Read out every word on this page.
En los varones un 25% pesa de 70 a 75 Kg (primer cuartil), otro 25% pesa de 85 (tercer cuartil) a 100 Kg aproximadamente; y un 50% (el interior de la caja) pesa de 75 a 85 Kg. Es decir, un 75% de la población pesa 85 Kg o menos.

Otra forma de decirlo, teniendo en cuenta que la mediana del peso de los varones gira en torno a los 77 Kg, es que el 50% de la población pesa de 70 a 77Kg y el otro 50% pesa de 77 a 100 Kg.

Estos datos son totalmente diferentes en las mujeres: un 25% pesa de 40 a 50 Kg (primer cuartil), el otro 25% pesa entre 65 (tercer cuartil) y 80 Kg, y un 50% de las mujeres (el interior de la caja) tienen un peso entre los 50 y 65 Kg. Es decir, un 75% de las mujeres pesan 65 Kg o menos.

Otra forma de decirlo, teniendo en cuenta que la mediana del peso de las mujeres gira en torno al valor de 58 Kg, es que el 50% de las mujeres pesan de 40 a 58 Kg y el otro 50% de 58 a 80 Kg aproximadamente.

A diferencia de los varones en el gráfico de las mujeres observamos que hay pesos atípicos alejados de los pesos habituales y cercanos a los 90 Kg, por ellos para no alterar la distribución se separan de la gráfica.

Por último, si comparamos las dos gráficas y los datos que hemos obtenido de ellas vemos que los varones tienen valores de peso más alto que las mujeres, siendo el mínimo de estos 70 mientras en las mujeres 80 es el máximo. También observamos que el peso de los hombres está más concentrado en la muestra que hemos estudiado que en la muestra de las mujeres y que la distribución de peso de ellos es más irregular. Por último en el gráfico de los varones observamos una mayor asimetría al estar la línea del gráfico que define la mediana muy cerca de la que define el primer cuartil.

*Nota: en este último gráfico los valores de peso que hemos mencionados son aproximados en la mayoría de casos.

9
··········
In the entries above, find every line with the word "interior" and list it.

En los varones un 25% pesa de 70 a 75 Kg (primer cuartil), otro 25% pesa de 85 (tercer cuartil) a 100 Kg aproximadamente; y un 50% (el interior de la caja) pesa de 75 a 85 Kg. Es decir, un 75% de la población pesa 85 Kg o menos.
Estos datos son totalmente diferentes en las mujeres: un 25% pesa de 40 a 50 Kg (primer cuartil), el otro 25% pesa entre 65 (tercer cuartil) y 80 Kg, y un 50% de las mujeres (el interior de la caja) tienen un peso entre los 50 y 65 Kg. Es decir, un 75% de las mujeres pesan 65 Kg o menos.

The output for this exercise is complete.